_EXERCISE MATERIAL_
________
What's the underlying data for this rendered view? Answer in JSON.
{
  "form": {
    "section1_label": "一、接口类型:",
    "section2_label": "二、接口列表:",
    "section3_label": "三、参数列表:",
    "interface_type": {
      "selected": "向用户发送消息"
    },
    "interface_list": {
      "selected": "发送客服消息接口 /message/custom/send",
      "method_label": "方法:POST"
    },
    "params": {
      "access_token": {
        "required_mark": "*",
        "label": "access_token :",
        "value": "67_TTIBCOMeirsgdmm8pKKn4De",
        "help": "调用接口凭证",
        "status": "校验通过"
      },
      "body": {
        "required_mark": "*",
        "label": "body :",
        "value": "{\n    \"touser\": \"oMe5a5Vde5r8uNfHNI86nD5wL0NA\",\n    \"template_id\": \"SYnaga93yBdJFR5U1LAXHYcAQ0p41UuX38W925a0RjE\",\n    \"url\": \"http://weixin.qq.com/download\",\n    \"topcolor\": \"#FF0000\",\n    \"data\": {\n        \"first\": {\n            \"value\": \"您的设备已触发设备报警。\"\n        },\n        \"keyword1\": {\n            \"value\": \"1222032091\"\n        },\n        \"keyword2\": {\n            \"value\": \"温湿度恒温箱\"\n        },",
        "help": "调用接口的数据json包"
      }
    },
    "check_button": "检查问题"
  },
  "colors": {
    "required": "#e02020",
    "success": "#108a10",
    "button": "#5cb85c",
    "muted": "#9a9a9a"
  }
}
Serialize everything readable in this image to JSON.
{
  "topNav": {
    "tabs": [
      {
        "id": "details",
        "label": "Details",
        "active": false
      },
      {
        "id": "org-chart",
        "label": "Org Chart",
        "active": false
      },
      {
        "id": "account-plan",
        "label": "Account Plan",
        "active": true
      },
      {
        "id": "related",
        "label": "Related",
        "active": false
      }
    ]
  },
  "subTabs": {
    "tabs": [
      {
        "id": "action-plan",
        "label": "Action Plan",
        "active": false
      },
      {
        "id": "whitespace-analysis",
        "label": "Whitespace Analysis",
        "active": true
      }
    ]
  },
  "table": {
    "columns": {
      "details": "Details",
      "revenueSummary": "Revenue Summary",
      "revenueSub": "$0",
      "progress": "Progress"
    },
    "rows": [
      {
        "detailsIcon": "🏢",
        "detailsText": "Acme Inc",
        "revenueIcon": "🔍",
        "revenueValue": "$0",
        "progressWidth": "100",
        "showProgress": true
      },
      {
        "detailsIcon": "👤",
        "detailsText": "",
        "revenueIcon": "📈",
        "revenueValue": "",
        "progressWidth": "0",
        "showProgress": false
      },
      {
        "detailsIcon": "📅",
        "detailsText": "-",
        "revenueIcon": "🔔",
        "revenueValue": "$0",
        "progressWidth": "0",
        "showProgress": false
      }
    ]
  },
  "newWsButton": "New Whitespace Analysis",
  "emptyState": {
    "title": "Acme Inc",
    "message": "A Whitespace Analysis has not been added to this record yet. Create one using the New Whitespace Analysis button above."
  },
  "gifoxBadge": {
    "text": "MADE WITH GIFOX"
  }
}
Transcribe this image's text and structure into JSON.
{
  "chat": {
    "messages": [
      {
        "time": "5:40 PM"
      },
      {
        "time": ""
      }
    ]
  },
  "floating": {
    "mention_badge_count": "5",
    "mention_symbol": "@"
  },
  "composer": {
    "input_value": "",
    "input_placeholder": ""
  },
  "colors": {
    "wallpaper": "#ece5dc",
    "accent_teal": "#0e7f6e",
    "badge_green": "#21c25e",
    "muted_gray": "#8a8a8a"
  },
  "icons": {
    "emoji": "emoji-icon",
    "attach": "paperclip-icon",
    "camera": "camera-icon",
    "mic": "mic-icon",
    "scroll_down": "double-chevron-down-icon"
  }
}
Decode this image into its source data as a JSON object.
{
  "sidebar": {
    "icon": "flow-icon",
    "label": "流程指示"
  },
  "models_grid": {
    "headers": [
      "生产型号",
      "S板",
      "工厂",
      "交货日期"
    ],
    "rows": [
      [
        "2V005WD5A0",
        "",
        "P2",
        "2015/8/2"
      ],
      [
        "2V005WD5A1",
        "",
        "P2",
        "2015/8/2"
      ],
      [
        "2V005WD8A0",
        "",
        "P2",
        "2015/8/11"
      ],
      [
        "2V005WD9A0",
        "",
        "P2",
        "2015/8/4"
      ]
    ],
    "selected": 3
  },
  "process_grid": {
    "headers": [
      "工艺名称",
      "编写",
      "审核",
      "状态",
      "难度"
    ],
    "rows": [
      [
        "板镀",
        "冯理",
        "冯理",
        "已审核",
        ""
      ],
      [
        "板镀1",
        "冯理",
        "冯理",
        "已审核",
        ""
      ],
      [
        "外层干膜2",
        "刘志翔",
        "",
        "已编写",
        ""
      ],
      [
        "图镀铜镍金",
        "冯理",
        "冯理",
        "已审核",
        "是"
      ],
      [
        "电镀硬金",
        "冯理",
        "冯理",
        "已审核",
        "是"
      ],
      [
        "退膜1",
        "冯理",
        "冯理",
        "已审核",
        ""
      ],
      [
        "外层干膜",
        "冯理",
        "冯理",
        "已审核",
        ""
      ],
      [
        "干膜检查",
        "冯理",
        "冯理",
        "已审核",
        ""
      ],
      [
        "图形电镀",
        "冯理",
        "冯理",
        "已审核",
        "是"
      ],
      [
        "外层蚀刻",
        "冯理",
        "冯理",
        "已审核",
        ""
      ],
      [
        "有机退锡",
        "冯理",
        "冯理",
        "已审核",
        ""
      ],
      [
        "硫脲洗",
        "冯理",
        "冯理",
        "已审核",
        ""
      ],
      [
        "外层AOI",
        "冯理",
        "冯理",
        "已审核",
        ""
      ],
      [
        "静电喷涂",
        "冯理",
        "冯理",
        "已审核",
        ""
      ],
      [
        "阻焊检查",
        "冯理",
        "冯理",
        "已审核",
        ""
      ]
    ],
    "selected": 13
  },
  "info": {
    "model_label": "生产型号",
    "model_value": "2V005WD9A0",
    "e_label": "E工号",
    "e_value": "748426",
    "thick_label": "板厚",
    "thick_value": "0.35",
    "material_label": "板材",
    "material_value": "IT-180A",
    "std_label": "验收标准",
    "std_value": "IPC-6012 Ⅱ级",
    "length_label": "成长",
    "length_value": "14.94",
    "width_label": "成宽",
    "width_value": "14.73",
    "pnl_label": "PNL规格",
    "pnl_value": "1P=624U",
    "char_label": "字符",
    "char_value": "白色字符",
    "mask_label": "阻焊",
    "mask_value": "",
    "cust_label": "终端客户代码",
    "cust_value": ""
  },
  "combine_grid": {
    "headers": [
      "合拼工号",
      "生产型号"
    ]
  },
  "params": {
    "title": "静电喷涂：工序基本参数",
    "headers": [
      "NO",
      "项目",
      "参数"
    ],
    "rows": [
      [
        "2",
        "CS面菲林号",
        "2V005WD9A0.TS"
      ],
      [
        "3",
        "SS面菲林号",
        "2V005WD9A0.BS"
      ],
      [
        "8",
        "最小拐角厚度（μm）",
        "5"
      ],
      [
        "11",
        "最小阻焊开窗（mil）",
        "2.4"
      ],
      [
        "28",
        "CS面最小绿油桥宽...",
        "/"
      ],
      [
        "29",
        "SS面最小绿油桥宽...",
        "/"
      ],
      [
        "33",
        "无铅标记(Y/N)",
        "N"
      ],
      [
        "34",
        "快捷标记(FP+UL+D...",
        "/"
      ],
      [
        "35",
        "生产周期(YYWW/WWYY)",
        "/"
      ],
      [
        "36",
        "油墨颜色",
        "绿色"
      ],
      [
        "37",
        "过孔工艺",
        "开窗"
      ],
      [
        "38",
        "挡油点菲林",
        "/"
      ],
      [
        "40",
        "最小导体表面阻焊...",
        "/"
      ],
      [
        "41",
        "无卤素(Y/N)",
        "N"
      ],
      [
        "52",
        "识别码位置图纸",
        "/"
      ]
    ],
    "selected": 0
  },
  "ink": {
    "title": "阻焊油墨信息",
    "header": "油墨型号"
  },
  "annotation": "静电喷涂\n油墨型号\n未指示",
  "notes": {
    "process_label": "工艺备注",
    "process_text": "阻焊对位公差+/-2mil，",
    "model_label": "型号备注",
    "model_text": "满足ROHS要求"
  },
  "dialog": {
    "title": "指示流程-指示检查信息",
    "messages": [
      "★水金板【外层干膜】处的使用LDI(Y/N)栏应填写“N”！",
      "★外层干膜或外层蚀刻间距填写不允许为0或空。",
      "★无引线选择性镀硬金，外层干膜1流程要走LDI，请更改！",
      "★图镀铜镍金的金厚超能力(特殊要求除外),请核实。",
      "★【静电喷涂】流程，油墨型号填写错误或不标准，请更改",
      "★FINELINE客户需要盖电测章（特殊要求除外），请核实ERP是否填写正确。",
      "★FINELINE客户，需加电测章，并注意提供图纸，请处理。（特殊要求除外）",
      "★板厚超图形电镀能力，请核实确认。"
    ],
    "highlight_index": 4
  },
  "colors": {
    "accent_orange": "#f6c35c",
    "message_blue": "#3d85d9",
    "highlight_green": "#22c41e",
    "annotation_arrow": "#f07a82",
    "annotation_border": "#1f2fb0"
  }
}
________
Collect each line of the entries that has the word "detailsText", copying it in full.

        "detailsText": "Acme Inc",
        "detailsText": "",
        "detailsText": "-",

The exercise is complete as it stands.